Pick out each line containing the string "Publish" and copy it.

↓

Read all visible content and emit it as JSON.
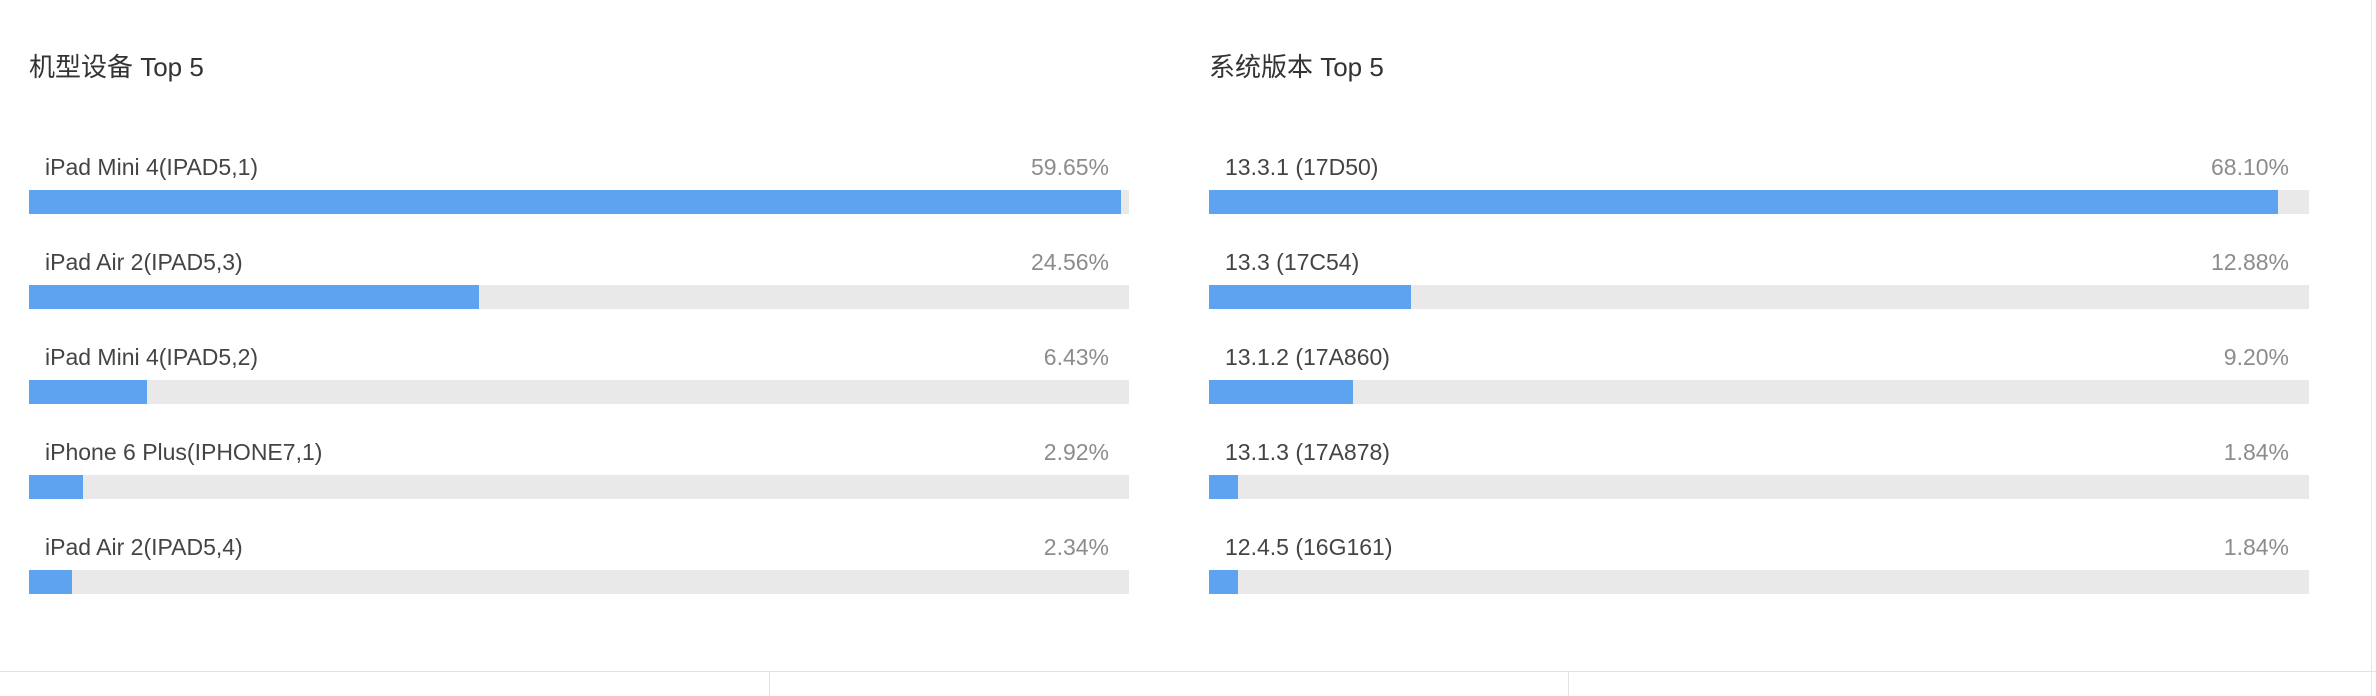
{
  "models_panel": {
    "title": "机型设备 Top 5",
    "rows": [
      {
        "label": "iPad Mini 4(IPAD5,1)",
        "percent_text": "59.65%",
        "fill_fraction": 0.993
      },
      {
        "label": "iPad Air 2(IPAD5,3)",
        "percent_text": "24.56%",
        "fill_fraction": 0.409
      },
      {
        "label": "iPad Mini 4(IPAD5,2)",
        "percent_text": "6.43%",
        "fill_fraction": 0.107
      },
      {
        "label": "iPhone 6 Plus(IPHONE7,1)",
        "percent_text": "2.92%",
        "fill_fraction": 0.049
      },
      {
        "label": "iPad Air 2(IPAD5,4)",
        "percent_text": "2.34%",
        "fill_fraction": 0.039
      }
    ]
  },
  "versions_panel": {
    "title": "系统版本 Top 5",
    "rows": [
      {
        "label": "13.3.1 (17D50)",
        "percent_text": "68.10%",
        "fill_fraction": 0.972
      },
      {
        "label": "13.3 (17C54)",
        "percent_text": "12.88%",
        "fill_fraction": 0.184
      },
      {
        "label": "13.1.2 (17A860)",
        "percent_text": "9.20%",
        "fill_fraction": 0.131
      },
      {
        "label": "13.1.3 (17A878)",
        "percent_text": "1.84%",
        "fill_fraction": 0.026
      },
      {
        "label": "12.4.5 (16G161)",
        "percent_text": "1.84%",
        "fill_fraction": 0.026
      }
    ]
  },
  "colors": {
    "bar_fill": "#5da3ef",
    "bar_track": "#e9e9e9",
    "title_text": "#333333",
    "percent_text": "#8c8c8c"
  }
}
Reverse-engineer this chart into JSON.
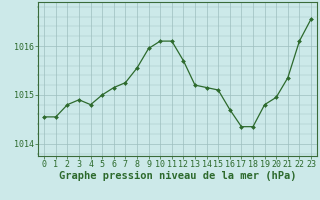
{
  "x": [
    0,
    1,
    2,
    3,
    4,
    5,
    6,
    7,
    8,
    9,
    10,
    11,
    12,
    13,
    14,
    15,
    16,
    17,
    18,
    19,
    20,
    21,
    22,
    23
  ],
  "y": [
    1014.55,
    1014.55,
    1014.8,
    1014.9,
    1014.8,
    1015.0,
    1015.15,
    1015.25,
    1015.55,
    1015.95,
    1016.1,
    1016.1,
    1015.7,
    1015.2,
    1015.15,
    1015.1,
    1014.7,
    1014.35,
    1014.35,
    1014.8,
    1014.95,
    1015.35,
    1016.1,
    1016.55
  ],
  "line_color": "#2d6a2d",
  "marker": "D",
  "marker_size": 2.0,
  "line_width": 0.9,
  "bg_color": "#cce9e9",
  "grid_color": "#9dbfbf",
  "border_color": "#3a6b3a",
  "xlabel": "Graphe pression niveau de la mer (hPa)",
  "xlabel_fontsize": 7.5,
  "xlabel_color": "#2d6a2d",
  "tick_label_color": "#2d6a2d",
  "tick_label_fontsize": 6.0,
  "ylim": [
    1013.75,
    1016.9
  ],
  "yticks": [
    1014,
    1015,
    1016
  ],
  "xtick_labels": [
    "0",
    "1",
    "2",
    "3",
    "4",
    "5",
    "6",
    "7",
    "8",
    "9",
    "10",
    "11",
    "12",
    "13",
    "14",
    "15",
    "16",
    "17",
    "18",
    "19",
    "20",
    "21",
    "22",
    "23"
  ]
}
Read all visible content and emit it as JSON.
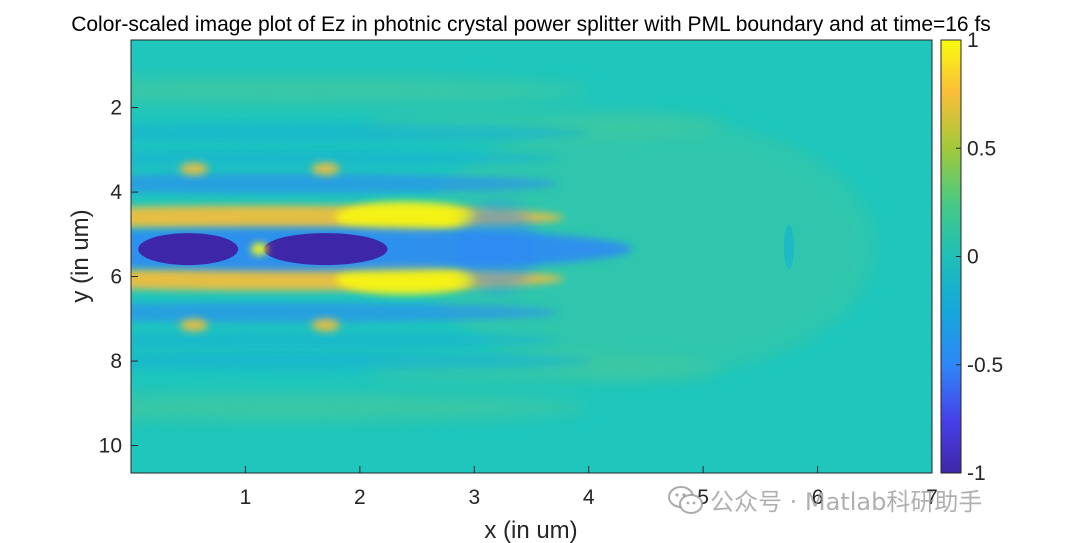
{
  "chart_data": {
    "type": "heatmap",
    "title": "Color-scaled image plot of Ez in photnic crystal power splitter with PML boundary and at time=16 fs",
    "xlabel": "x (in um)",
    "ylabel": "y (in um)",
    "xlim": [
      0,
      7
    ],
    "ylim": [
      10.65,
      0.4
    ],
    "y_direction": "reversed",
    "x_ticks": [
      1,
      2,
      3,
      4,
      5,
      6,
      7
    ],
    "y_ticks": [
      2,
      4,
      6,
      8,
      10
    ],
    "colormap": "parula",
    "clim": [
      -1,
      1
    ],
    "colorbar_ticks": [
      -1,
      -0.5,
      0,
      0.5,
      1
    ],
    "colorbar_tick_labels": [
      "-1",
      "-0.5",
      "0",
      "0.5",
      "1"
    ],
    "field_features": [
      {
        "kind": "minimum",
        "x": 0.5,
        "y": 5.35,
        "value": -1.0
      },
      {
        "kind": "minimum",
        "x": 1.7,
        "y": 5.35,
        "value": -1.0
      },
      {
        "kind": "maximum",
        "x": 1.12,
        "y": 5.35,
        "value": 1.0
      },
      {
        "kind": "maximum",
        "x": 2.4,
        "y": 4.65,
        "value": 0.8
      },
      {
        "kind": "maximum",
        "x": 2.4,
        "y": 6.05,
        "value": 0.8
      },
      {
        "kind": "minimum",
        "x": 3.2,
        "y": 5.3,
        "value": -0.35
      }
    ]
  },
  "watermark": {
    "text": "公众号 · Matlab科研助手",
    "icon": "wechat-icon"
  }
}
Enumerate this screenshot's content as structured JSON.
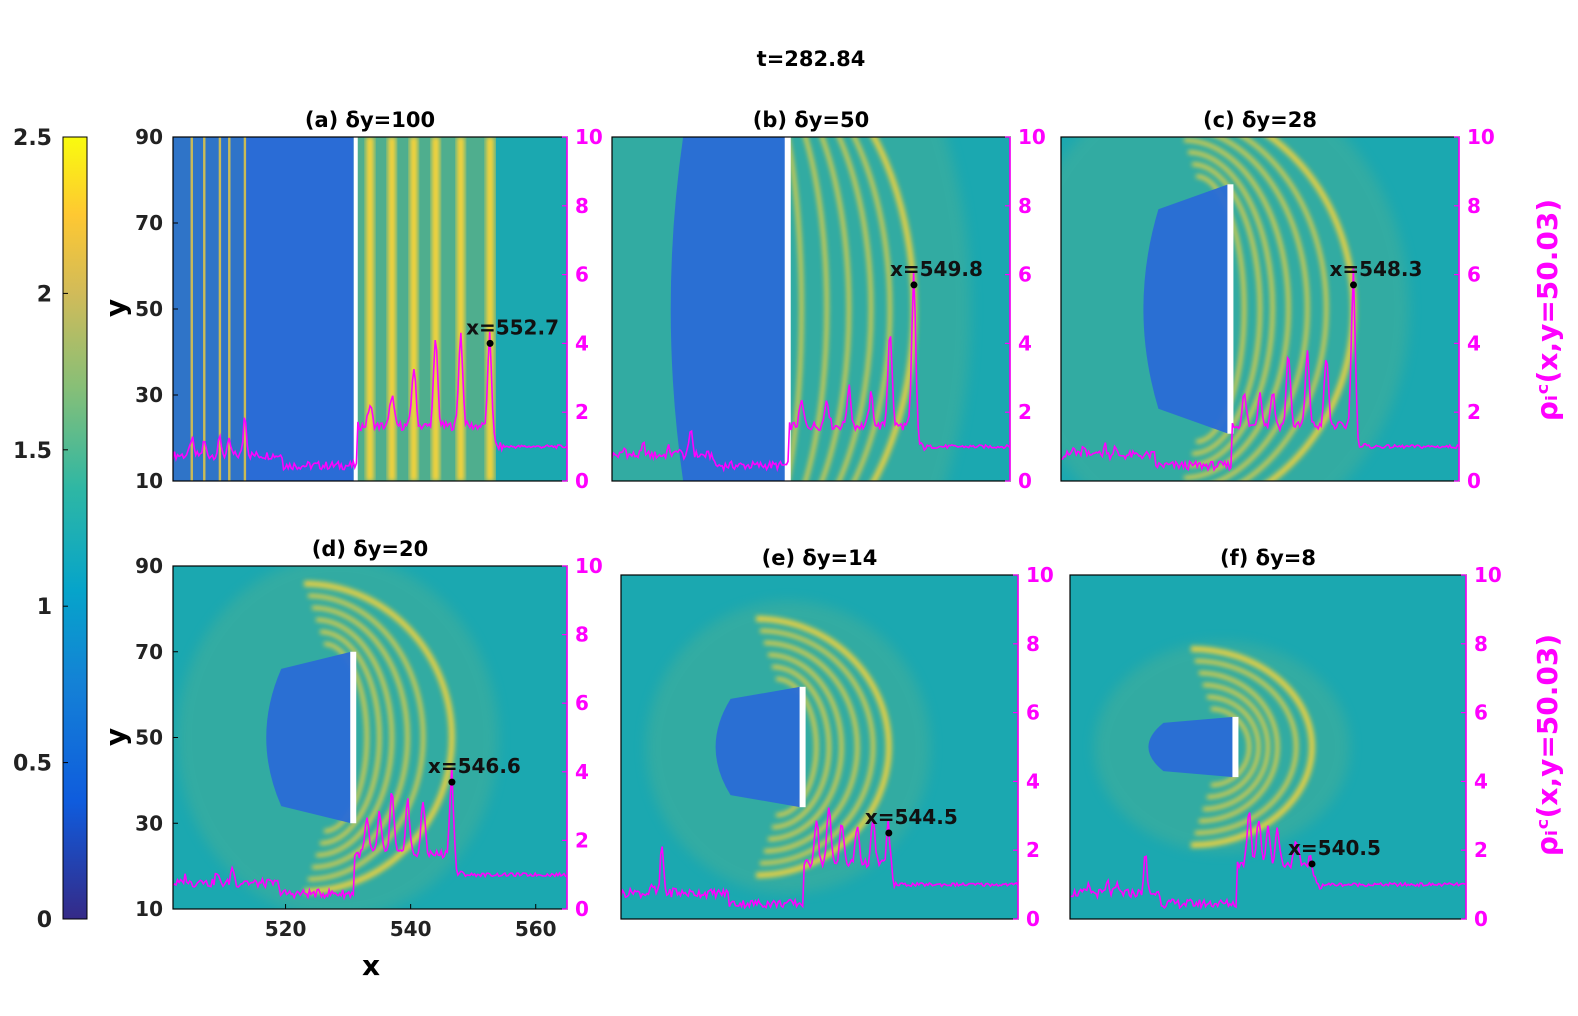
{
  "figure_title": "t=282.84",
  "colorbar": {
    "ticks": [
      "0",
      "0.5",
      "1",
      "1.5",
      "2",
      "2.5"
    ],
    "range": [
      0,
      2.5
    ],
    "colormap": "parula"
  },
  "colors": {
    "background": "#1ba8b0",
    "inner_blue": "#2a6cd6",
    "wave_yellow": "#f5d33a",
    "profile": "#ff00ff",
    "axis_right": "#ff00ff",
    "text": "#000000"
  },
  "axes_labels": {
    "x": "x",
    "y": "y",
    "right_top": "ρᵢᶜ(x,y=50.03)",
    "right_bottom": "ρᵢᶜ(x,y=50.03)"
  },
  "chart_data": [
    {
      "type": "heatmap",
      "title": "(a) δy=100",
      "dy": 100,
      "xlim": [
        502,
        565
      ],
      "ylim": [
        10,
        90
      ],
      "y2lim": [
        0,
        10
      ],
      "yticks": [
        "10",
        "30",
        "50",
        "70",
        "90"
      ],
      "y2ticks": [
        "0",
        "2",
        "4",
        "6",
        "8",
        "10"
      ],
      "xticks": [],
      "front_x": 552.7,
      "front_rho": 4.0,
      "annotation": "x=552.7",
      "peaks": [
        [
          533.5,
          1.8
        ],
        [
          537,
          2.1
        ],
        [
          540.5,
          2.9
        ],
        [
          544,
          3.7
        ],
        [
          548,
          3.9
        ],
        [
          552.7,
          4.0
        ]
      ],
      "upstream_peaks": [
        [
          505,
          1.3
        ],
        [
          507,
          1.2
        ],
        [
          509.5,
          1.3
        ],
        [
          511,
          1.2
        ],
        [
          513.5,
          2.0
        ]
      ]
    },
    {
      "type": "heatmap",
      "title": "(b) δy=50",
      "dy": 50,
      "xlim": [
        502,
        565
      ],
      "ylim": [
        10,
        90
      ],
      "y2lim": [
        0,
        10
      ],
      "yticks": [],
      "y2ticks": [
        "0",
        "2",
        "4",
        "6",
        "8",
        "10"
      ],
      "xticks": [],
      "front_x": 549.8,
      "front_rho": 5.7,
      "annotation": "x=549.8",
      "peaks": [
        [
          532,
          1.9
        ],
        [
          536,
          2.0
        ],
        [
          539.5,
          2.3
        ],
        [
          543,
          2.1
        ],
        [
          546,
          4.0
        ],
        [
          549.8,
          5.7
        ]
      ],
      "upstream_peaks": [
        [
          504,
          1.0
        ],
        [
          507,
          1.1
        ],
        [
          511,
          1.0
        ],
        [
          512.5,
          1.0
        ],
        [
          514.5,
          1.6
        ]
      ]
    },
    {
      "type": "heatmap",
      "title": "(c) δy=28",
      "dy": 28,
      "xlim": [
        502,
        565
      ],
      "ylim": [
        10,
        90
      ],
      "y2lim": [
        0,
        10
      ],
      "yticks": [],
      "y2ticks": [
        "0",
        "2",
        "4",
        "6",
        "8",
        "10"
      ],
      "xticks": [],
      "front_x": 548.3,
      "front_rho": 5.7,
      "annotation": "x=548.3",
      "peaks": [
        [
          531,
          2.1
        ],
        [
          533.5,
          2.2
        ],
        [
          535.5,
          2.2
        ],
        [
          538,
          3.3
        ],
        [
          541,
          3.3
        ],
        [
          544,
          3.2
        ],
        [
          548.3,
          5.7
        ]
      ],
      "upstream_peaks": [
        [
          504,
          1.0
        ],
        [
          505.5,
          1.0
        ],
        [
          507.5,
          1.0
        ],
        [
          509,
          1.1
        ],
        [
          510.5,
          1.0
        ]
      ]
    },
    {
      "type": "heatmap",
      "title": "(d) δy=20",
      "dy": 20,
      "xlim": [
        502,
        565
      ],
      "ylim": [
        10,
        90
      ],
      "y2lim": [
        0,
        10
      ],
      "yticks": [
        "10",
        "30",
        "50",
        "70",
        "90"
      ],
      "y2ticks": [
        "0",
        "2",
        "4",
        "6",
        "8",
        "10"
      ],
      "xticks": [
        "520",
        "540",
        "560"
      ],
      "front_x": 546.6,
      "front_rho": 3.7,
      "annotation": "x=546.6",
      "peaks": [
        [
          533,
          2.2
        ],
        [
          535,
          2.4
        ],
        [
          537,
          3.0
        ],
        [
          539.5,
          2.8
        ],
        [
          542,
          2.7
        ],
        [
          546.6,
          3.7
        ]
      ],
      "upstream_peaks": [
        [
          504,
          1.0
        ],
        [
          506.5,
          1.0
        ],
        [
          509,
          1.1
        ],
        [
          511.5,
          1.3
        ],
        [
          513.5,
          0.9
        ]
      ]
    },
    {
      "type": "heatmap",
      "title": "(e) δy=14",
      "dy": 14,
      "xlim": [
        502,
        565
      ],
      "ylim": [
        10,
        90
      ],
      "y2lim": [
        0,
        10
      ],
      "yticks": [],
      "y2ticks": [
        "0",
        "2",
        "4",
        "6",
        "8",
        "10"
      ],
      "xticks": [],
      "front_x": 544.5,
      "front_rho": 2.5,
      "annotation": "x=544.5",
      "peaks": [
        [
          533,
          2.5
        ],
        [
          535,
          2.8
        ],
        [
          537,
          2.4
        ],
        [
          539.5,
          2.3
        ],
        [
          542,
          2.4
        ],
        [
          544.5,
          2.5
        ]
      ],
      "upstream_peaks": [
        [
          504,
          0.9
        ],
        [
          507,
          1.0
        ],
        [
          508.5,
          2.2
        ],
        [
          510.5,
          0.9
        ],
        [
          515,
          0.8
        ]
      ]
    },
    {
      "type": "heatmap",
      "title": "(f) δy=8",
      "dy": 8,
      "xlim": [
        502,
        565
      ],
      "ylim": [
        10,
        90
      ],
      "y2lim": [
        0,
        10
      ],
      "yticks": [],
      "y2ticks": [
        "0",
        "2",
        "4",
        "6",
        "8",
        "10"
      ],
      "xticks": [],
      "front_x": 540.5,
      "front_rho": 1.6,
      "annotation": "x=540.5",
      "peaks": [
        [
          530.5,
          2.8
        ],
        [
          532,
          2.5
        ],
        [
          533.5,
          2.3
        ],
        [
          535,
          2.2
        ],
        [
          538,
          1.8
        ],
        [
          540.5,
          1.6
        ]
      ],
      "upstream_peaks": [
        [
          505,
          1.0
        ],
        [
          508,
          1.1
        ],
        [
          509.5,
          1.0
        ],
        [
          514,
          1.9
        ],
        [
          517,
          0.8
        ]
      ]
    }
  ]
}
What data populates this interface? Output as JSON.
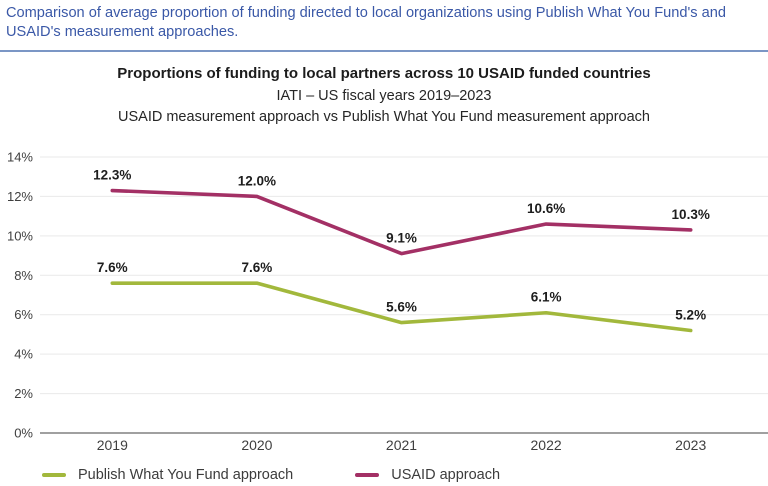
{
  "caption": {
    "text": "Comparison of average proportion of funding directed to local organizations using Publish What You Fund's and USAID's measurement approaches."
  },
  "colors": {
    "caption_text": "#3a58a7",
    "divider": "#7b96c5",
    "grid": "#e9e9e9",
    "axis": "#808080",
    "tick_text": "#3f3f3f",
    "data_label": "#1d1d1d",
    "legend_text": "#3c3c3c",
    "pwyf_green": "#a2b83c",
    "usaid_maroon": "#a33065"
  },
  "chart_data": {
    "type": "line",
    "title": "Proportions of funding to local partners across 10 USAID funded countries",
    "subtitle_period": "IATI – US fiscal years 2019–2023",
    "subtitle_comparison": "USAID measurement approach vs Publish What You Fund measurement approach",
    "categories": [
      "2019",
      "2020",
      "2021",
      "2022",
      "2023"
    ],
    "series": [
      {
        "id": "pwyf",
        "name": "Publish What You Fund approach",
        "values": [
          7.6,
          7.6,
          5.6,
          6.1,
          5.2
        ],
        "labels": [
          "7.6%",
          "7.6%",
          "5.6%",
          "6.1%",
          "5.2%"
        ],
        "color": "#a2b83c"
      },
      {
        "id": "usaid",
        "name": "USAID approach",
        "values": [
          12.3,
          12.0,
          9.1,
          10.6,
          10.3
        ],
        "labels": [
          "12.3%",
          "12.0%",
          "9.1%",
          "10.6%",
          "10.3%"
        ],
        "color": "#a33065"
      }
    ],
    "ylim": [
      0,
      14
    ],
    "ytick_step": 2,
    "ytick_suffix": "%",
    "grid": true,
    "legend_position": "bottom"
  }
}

↑

WRITTEN SOLUTION:
    "text": "Comparison of average proportion of funding directed to local organizations using Publish What You Fund's and USAID's measurement approaches."
    "subtitle_comparison": "USAID measurement approach vs Publish What You Fund measurement approach",
        "name": "Publish What You Fund approach",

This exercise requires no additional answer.